_Problem details_: Scan the lines below for the string "overline" and copy every one that has it.
#### The input
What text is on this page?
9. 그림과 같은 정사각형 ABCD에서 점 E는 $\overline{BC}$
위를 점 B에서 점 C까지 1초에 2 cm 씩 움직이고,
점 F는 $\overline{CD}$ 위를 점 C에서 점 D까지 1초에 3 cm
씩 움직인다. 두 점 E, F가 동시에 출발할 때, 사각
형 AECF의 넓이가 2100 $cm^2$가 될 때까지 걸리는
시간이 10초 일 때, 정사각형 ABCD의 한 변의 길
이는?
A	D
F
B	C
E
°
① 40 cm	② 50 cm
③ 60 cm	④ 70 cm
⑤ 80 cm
########
_Solution_:
9. 그림과 같은 정사각형 ABCD에서 점 E는 $\overline{BC}$
점 F는 $\overline{CD}$ 위를 점 C에서 점 D까지 1초에 3 cm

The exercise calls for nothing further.